**The problem**
Lift out each line of the data that holds "badge".
◆ ◆ ◆ ◆ ◆
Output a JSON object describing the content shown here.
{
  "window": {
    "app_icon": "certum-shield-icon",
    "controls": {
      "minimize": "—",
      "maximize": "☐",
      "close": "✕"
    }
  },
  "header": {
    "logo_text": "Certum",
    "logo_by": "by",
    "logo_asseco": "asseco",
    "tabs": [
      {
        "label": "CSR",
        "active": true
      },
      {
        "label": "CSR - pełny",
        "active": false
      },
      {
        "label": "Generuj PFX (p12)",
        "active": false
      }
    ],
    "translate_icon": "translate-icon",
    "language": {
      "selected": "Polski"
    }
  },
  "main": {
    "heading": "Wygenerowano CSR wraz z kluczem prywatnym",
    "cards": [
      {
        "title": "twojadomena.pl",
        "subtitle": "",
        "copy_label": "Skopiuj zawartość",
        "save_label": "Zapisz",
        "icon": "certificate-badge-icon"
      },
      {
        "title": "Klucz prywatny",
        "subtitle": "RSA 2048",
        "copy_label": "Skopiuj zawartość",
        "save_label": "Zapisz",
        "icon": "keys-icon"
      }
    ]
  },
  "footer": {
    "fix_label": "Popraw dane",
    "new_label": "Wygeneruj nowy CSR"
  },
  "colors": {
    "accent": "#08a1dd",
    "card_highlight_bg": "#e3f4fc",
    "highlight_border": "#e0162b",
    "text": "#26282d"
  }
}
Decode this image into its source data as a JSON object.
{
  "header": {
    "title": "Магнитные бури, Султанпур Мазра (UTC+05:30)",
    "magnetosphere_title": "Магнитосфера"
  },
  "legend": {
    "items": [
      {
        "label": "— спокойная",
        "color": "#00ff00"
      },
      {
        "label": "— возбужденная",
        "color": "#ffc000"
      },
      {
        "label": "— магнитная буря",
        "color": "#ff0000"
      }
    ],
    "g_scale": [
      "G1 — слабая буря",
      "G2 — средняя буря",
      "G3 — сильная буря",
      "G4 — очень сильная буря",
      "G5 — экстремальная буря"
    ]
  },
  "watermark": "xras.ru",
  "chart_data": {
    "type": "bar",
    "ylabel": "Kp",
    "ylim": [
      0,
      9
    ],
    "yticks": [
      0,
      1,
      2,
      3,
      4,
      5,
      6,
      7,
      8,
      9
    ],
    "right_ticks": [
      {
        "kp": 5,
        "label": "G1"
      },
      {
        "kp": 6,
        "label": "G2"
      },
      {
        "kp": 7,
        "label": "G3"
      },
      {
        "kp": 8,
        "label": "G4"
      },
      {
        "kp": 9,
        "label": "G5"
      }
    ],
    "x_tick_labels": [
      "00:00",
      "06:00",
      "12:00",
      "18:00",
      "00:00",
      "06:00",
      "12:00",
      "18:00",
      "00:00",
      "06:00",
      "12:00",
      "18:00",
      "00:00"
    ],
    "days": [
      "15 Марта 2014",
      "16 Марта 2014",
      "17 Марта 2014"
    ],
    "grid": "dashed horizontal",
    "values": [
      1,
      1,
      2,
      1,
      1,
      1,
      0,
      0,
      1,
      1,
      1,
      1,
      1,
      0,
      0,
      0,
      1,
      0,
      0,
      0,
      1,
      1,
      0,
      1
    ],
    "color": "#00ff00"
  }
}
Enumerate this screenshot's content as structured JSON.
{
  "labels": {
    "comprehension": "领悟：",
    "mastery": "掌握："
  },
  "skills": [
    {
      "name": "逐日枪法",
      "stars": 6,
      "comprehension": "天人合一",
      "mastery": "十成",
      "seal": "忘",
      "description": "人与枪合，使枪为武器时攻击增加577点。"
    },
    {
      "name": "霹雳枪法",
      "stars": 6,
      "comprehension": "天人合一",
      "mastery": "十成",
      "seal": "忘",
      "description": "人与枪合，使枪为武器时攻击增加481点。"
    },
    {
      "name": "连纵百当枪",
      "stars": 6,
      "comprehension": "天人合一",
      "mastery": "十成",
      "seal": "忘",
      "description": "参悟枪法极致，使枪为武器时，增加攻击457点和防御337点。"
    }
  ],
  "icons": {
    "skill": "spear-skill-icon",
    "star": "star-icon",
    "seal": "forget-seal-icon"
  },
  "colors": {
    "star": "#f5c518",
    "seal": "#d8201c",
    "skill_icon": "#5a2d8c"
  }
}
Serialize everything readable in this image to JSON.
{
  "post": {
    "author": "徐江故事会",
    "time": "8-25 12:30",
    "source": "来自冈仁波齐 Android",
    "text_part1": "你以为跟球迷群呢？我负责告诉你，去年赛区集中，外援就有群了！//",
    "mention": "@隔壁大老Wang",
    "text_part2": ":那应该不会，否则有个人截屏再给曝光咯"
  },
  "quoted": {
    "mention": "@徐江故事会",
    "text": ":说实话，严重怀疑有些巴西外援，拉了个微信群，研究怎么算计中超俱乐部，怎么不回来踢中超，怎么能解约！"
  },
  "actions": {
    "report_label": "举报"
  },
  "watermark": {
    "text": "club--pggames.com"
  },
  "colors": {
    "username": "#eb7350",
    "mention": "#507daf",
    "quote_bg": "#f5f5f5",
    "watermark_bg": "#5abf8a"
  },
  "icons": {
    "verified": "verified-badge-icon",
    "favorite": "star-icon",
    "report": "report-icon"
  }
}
◆ ◆ ◆ ◆ ◆
**Output below**
        "icon": "certificate-badge-icon"
    "verified": "verified-badge-icon",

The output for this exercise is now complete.